— start Data —

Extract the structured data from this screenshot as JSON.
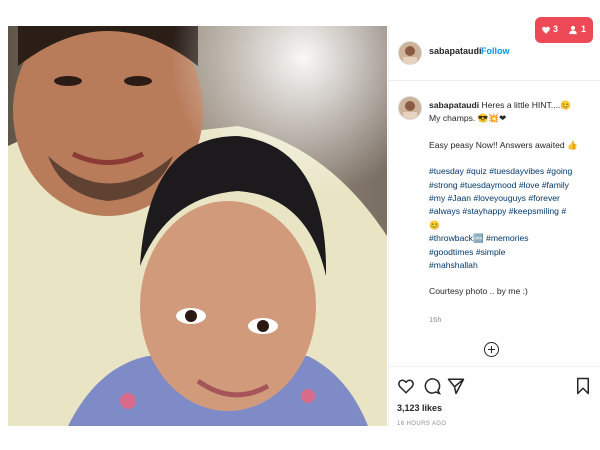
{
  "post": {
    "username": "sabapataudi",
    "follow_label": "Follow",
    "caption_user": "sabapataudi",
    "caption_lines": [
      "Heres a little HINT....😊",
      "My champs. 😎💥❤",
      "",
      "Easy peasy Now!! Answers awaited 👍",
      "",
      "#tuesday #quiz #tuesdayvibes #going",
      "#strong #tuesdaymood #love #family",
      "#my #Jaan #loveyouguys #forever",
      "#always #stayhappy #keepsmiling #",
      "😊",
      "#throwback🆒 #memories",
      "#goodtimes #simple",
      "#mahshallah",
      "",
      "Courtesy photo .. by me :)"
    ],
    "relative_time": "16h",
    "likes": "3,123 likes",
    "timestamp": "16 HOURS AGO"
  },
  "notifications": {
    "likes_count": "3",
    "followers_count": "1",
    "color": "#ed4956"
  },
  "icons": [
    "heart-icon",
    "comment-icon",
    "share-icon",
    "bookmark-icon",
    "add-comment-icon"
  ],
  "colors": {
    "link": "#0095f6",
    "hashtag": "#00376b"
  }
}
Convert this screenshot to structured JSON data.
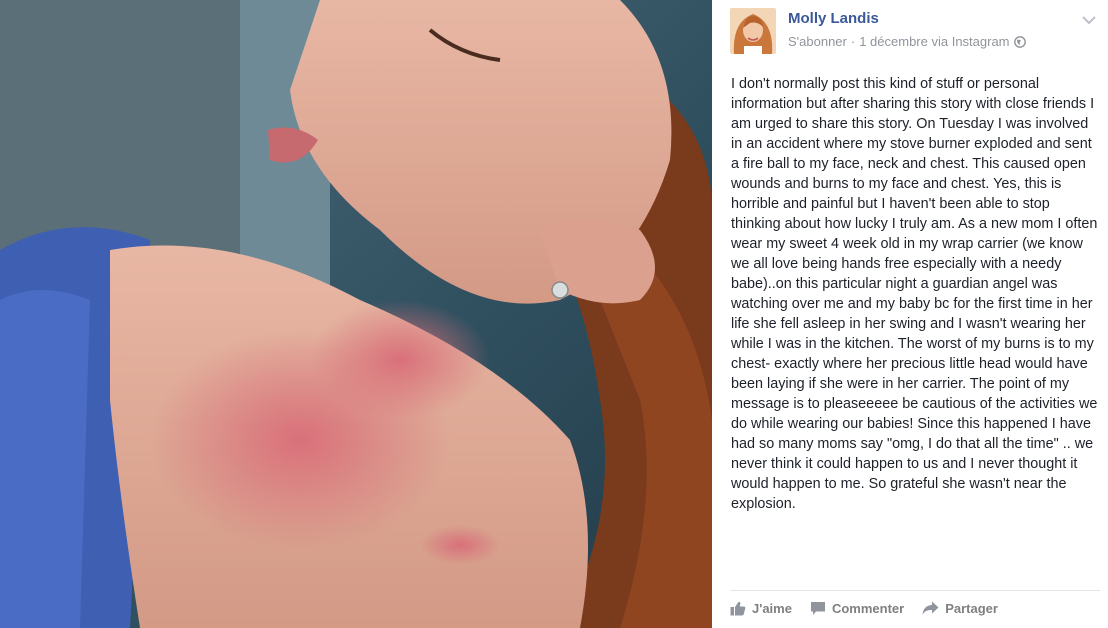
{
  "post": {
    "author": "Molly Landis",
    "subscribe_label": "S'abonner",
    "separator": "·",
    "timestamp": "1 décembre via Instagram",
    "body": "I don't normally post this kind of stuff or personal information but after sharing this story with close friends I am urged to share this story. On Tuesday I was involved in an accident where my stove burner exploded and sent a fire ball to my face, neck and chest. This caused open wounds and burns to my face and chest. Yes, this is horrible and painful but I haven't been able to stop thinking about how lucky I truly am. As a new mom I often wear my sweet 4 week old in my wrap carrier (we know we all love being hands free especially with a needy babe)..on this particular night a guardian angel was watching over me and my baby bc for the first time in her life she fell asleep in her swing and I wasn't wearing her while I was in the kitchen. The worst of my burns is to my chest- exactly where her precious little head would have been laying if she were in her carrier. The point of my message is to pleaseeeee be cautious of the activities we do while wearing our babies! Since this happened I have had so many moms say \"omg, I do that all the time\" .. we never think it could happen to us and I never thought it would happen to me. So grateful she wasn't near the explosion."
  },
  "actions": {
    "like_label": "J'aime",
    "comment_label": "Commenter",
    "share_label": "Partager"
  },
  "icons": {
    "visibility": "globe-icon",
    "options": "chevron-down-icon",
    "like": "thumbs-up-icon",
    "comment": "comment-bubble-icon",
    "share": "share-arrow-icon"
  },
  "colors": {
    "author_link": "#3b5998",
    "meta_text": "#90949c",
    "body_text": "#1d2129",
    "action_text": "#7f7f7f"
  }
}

— end Data —

* Exercise aim *
Extract the text of all the records above verbatim, excluding pictures.

* Output *
Extract the structured data from this screenshot as JSON.
{
  "post": {
    "username": "sabapataudi",
    "follow_label": "Follow",
    "caption_user": "sabapataudi",
    "caption_lines": [
      "Heres a little HINT....😊",
      "My champs. 😎💥❤",
      "",
      "Easy peasy Now!! Answers awaited 👍",
      "",
      "#tuesday #quiz #tuesdayvibes #going",
      "#strong #tuesdaymood #love #family",
      "#my #Jaan #loveyouguys #forever",
      "#always #stayhappy #keepsmiling #",
      "😊",
      "#throwback🆒 #memories",
      "#goodtimes #simple",
      "#mahshallah",
      "",
      "Courtesy photo .. by me :)"
    ],
    "relative_time": "16h",
    "likes": "3,123 likes",
    "timestamp": "16 HOURS AGO"
  },
  "notifications": {
    "likes_count": "3",
    "followers_count": "1",
    "color": "#ed4956"
  },
  "icons": [
    "heart-icon",
    "comment-icon",
    "share-icon",
    "bookmark-icon",
    "add-comment-icon"
  ],
  "colors": {
    "link": "#0095f6",
    "hashtag": "#00376b"
  }
}
Convert this screenshot to structured JSON data.
{
  "post": {
    "author": "Molly Landis",
    "subscribe_label": "S'abonner",
    "separator": "·",
    "timestamp": "1 décembre via Instagram",
    "body": "I don't normally post this kind of stuff or personal information but after sharing this story with close friends I am urged to share this story. On Tuesday I was involved in an accident where my stove burner exploded and sent a fire ball to my face, neck and chest. This caused open wounds and burns to my face and chest. Yes, this is horrible and painful but I haven't been able to stop thinking about how lucky I truly am. As a new mom I often wear my sweet 4 week old in my wrap carrier (we know we all love being hands free especially with a needy babe)..on this particular night a guardian angel was watching over me and my baby bc for the first time in her life she fell asleep in her swing and I wasn't wearing her while I was in the kitchen. The worst of my burns is to my chest- exactly where her precious little head would have been laying if she were in her carrier. The point of my message is to pleaseeeee be cautious of the activities we do while wearing our babies! Since this happened I have had so many moms say \"omg, I do that all the time\" .. we never think it could happen to us and I never thought it would happen to me. So grateful she wasn't near the explosion."
  },
  "actions": {
    "like_label": "J'aime",
    "comment_label": "Commenter",
    "share_label": "Partager"
  },
  "icons": {
    "visibility": "globe-icon",
    "options": "chevron-down-icon",
    "like": "thumbs-up-icon",
    "comment": "comment-bubble-icon",
    "share": "share-arrow-icon"
  },
  "colors": {
    "author_link": "#3b5998",
    "meta_text": "#90949c",
    "body_text": "#1d2129",
    "action_text": "#7f7f7f"
  }
}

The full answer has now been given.